• [PARTS OF THE EXERCISE]:
- 1) In the forum thread about Canon's delayed lenses, translate this sentence into Spanish: "It's not clever to sell your old one before you have the new one."
- 2) Proceed with the forum thread about Canon's delayed lenses from the point where it stops.

• [PASSAGE SHOWN]:
+-------+

That sucks, good thing I can't afford them right now,
or I might have been upset @ having to wait. LoL


----------



## oalali (Nov 1, 2010)

*Re: Official Bad News - Lenses Delayed.*

Great! after selling my 400mm F/2.8L IS in anticipation of the new lens, I'm officially screwed! 

I better go and find my self a used 400mm now... :'(


----------



## hsmeets (Nov 1, 2010)

*Re: Official Bad News - Lenses Delayed.*

maybe reshuffled resource allocations for other lenses that are expected to be selling faster? new (kit) lens for new camera?


----------



## neuroanatomist (Nov 1, 2010)

*Re: Official Bad News - Lenses Delayed.*



oalali said:


> Great! after selling my 400mm F/2.8L IS in anticipation of the new lens, I'm officially screwed!
> I better go and find my self a used 400mm now...



You could just go get the new 70-300mm L zoom lens, since Canon announced that it would available in late October. Oh, wait, they lied about that, too...


----------



## MadButcher (Nov 1, 2010)

*Re: Official Bad News - Lenses Delayed.*



oalali said:


> Great! after selling my 400mm F/2.8L IS in anticipation of the new lens, I'm officially screwed!
> 
> I better go and find my self a used 400mm now... :'(



It's not clever to sell your old one before you have the new one.


----------



## Justin (Nov 1, 2010)

*Re: Official Bad News - Lenses Delayed.*

This is horse sh*t.


----------



## Justin (Nov 1, 2010)

*Re: Official Bad News - Lenses Delayed.*

It's not clever, it's strategic. Most people can't afford 2 lenses that cost this much. Canon announce the lens, gave a release date and showed the lenses off at trade shows. It's not like it was a cr1 rumor he acted upon. 




MadButcher said:


> oalali said:
> 
> 
> > Great! after selling my 400mm F/2.8L IS in anticipation of the new lens, I'm officially screwed!
> ...


----------



## Justin (Nov 1, 2010)

+-------+

• [DATA EXTRACT]:
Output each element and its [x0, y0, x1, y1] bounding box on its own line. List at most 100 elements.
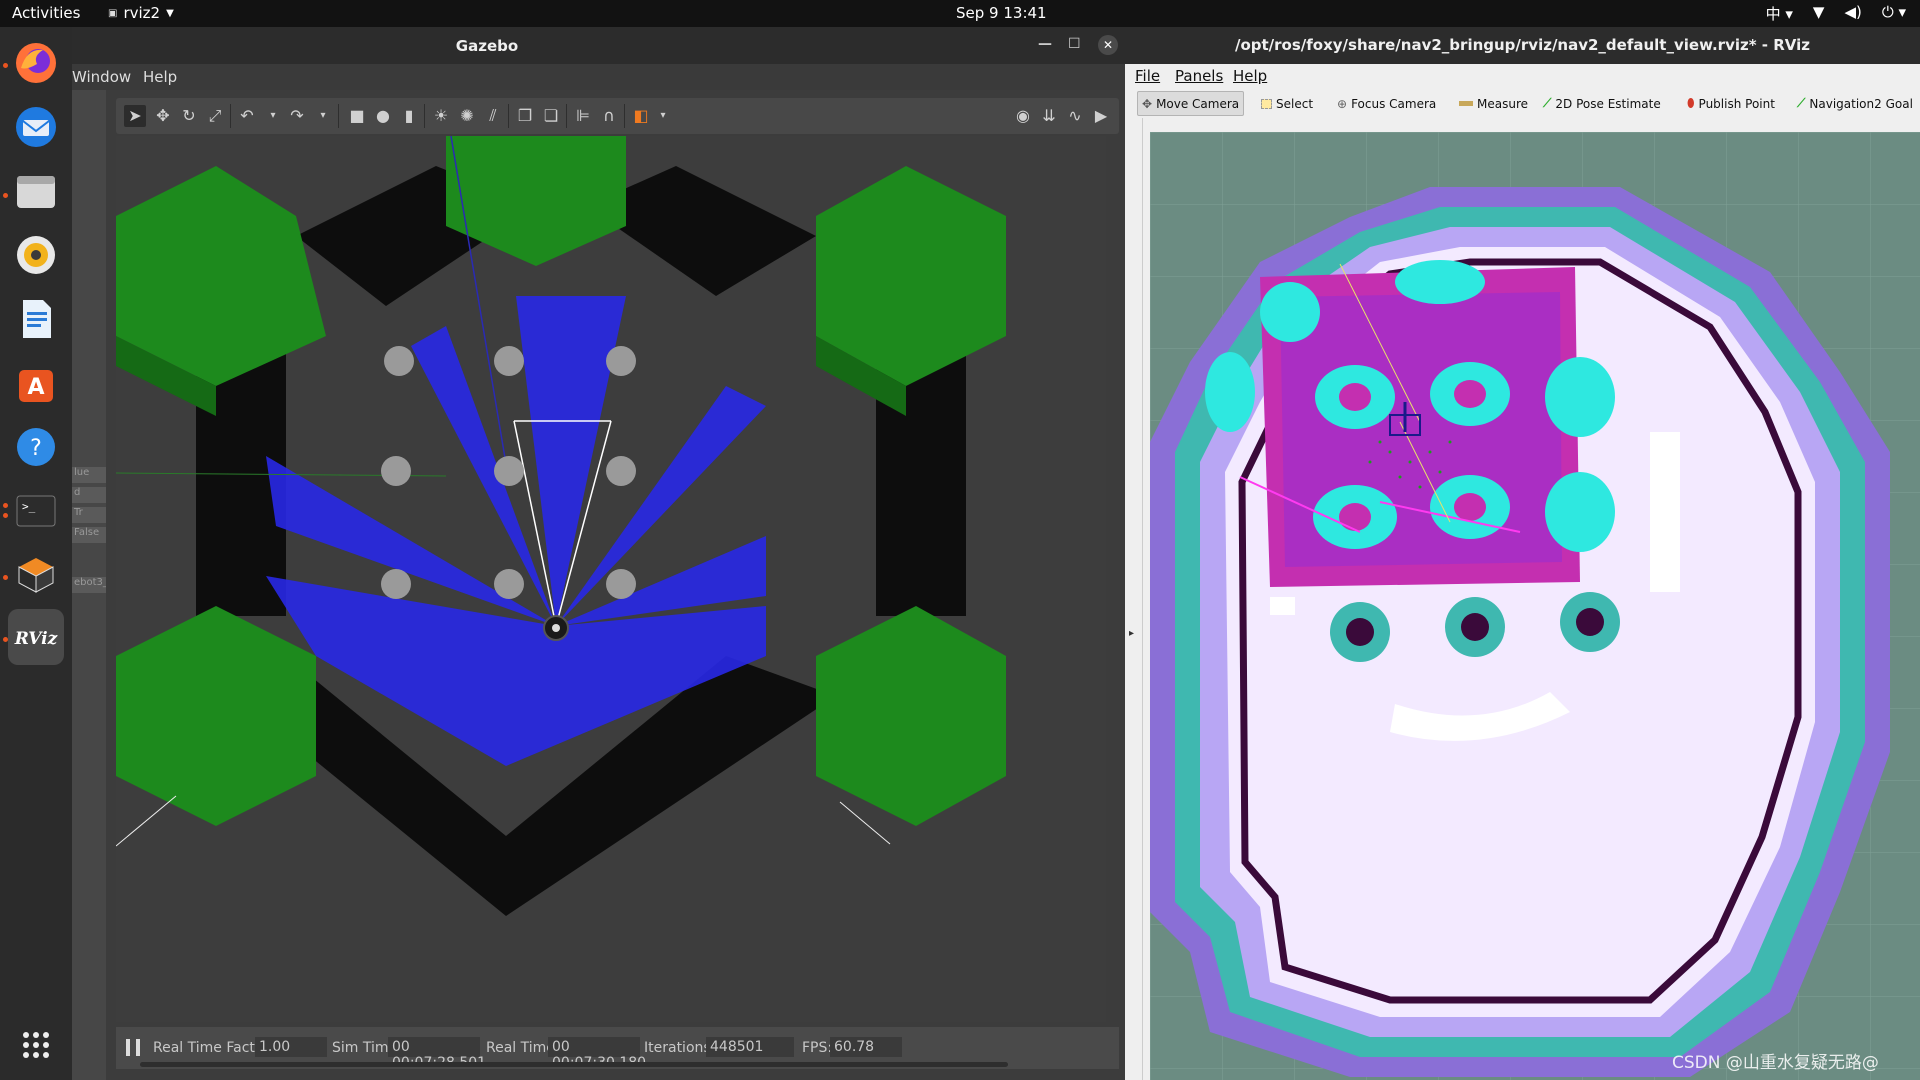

+-------+

• [RESPONSES BY TASK]:
- 1) No es inteligente vender el que tienes antes de tener el nuevo.

- 2)
*Re: Official Bad News - Lenses Delayed.*

I bet this has been Canon's strategy all along. They never intended all thes lenses to ship this year. The lenses they showed were alphas and nothing more. Only a few dozen made. With the yen being so strong against te dollar on might assume the Japanese are strategically delaying these releases in hopes of better returns down the road. Wishful



neuroanatomist said:


> oalali said:
> 
> 
> > Great! after selling my 400mm F/2.8L IS in anticipation of the new lens, I'm officially screwed!
> ...


----------



## SMP_Homer (Nov 1, 2010)

*Re: Official Bad News - Lenses Delayed.*



oalali said:


> Great! after selling my 400mm F/2.8L IS in anticipation of the new lens, I'm officially screwed!
> 
> I better go and find my self a used 400mm now... :'(



self-inflicted


----------



## neuroanatomist (Nov 1, 2010)

*Re: Official Bad News - Lenses Delayed.*



Justin said:


> It's not clever, it's strategic. Most people can't afford 2 lenses that cost this much.



It's not clever to sell the old one before the one _even becomes available_. I'm not even sure it's strategic - in many cases when a MkII is released, the retailers that still have stock of the MkI lens actually raise the price (because the new lens is even more expensive, so they can sell a new copy of the MkI for more and to the customer it still looks like a deal). When the price of a new MkI goes up, the average selling prices of used MkI's also drifts upward. This happened recently with the 70-200 II. So, the strategic decision would be to wait until the new lens is available, then sell the old lens to offset the cost of the new one.


----------



## Flake (Nov 1, 2010)

*Re: Official Bad News - Lenses Delayed.*

They've probably realised that the plastic bodies they've moved to are not as stable as the metal ones they've replaced. I'm sure that on smaller lenses plastic is not an issue, but on something this size?

Anyway Oalali I sold my 24 - 70mm f/2.8 L on the basis a new one was due out, I can manage with the 24 - 105mm f/4 IS L until it does. I got nearly as much for it as a new one fetches, and if I'd waited there's no way it would have fetched so much. The money raised allowed me to buy a 70 - 200mm f/2.8 IS L MkII so hardly a disaster!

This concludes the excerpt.